Proxycurl API没有正确返回数据。

huangapple go评论71阅读模式
英文:

Proxycurl API doesnt return data properly

问题

以下是您提供的代码的翻译部分:

from telnetlib import EC
import requests
from datetime import datetime
import json
import re 
from cgitb import text
import selenium
from selenium.webdriver.support.ui import WebDriverWait
from selenium import webdriver
from selenium.webdriver.common.by import By
from selenium.webdriver.common.keys import Keys
from selenium.common.exceptions import NoSuchElementException
from selenium.webdriver.common.action_chains import ActionChains
from bs4 import BeautifulSoup, NavigableString, Tag 
from time import sleep
from time import time 
from webdriver_manager.chrome import ChromeDriverManager
from selenium.webdriver.chrome.options import Options
import csv
import firebase_admin
from firebase_admin import credentials
from firebase_admin import db
import openpyxl
import requests

cred = credentials.Certificate(r"C:\Users\radia\Downloads\st-londres-2-firebase-adminsdk-7eowq-786e799875.json")
firebase_admin.initialize_app(cred, {
    'databaseURL': 'https://st-londres-2-default-rtdb.firebaseio.com/'
})

print('- Importing packages')
# 任务 1:webdriver 配置
driver = webdriver.Chrome(ChromeDriverManager().install())
# 任务 1.1:打开 Chrome 并访问 Linkedin
sleep(2)
url = 'https://www.linkedin.com/login'
driver.get(url)
print('Initializing the Chrome driver')
sleep(2)

# 任务 1.2:导入用户名和密码
credential = open(r"C:\Users\radia\OneDrive\Bureau\credentials.txt")
line = credential.readlines()
username = line[0]
password = line[1]
print('Importing credentials')
sleep(2)

# 任务 1.2:输入登录凭据
email_field = driver.find_element(By.ID, 'username')
email_field.send_keys(username)
print('Email OK')
sleep(3)

password_field = driver.find_element(By.NAME, 'session_password')
password_field.send_keys(password)
print('Password OK')
sleep(2)

# 任务 1.2:点击登录按钮
signin_field = driver.find_element(By.XPATH, '//*[@id="organic-div"]/form/div[3]/button')

§ 记录摘录:
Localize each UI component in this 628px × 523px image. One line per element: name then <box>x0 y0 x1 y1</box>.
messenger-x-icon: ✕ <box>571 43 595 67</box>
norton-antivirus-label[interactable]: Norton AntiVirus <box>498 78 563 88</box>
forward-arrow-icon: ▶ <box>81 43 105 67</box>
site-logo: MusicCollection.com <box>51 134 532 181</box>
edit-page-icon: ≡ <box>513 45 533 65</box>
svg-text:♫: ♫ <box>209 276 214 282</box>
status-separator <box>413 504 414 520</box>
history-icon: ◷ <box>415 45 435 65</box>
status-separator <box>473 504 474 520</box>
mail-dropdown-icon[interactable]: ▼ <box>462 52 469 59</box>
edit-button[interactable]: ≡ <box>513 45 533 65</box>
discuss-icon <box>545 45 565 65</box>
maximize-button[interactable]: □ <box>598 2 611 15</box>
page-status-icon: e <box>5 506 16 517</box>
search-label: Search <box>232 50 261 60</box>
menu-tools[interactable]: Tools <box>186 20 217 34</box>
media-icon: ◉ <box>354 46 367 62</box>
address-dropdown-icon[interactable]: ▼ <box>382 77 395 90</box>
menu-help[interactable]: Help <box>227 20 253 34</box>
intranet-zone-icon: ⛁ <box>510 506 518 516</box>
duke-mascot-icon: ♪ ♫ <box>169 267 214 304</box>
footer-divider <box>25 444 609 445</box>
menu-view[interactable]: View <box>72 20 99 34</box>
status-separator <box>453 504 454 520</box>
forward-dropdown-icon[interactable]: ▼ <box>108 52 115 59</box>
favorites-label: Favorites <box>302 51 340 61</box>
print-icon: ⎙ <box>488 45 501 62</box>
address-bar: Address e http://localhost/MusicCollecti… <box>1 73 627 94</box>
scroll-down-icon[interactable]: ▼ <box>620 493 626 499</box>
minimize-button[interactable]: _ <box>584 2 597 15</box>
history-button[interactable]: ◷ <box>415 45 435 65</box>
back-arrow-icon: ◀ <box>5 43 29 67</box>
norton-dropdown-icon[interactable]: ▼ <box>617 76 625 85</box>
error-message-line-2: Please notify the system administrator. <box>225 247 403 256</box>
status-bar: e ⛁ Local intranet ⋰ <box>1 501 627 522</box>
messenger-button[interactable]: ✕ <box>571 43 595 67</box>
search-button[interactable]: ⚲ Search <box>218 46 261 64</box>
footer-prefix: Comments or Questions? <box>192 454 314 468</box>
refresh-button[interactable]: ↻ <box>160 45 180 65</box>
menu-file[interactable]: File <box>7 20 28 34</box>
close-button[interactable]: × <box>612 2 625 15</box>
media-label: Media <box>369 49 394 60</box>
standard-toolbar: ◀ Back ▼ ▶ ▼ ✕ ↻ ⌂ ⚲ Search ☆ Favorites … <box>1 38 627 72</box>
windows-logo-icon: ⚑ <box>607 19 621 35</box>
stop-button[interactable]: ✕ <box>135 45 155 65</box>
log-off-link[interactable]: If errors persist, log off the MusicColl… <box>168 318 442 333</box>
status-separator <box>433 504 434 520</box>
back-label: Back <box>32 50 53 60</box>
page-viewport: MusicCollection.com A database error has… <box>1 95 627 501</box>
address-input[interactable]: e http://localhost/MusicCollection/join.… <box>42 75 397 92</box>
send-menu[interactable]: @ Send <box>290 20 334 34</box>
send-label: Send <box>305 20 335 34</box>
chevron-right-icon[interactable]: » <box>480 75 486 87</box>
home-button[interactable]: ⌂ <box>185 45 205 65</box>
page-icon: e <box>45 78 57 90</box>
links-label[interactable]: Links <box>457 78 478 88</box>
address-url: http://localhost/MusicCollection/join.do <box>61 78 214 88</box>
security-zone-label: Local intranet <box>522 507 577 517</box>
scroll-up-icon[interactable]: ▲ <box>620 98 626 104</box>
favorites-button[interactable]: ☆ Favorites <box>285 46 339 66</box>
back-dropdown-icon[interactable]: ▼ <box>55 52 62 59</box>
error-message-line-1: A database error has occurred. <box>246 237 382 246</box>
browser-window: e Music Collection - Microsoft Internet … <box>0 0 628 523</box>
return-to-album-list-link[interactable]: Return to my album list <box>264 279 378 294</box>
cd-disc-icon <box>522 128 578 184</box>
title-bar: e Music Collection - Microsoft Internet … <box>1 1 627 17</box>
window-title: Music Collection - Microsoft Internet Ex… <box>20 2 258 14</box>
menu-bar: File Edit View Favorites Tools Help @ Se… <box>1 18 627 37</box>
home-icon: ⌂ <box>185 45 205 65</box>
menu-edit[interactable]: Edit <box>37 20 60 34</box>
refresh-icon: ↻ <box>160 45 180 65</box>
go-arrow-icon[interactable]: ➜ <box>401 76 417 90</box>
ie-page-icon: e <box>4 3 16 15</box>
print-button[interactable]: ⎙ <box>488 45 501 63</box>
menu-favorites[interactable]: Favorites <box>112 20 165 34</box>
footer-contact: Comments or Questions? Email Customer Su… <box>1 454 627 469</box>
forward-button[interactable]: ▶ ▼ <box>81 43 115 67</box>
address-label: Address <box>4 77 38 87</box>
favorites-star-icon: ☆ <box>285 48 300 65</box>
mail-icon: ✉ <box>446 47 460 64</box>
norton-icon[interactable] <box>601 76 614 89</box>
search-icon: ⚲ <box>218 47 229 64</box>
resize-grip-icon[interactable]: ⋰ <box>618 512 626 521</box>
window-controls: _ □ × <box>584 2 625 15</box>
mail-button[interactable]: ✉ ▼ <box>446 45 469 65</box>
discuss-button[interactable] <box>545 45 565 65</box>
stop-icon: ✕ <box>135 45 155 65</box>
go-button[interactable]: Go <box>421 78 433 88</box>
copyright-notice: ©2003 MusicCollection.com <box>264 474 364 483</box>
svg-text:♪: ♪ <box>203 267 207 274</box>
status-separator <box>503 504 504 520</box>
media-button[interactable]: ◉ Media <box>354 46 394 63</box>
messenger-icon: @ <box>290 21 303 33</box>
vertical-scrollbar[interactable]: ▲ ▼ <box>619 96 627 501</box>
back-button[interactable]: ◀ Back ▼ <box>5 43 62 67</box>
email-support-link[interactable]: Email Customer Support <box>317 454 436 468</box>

§ 任务说明:
**a.** 请把 Proxycurl 帖子中从"# 任务 1.1:打开"起到"print('Importing credentials')"为止（含这两处）的部分重写一遍，并将其中的"username"替换为"user_name"。
**b.** 接着 Proxycurl 帖子最后一句往下续写。
上面这些行取自另一个来源。

§ 各题答案:
**a.**
# 任务 1.1:打开 Chrome 并访问 Linkedin
sleep(2)
url = 'https://www.linkedin.com/login'
driver.get(url)
print('Initializing the Chrome driver')
sleep(2)

# 任务 1.2:导入用户名和密码
credential = open(r"C:\Users\radia\OneDrive\Bureau\credentials.txt")
line = credential.readlines()
user_name = line[0]
password = line[1]
print('Importing credentials')

**b.**
signin_field.click()
sleep(3)

print('- Task A: Connecting to Linkedin')

search_field = driver.find_element(By.XPATH, '//*[@id="global-nav-typeahead"]/input')

search_query = input('Type of profile to scrape ')
search_field.send_keys(search_query)
search_field.send_keys(Keys.RETURN)
print('TASK B OK')
sleep(10)

try:
    driver.find_element(By.XPATH, "//*[@id='search-reusables__filters-bar']/ul/li[2]/button").click()
except selenium.common.exceptions.NoSuchElementException:
    print("Element not found")

# 获取 LinkedIn URL 的函数
def GetURL():
    page_source = BeautifulSoup(driver.page_source, features='lxml')
    a_elements = page_source.find_all('a', {'class': "app-aware-link"})
    all_urls = []
    for element in a_elements:
        url = element.get('href')
        all_urls.append(url)
    return all_urls

# 分页
sleep(2)
input_page = int(input('Number of pages to scrape: '))
URLs_all_page = []
for page in range(input_page):
    URLs_one_page = GetURL()
    sleep(2)
    driver.execute_script('window.scrollTo(0, document.body.scrollHeight);')  # 滚动到页面底部
    sleep(3)
    next_button = driver.find_element(By.XPATH, '//button[contains(@class, "artdeco-pagination__button--next") and .//li-icon]')
    driver.execute_script("arguments[0].click();", next_button)
    sleep(2)
    if URLs_one_page is not None:
        URLs_all_page = URLs_all_page + URLs_one_page
        print(URLs_all_page)
    else:
        print('Variable stores a None value')
        sleep(2)
        print(URLs_all_page)
sleep(1)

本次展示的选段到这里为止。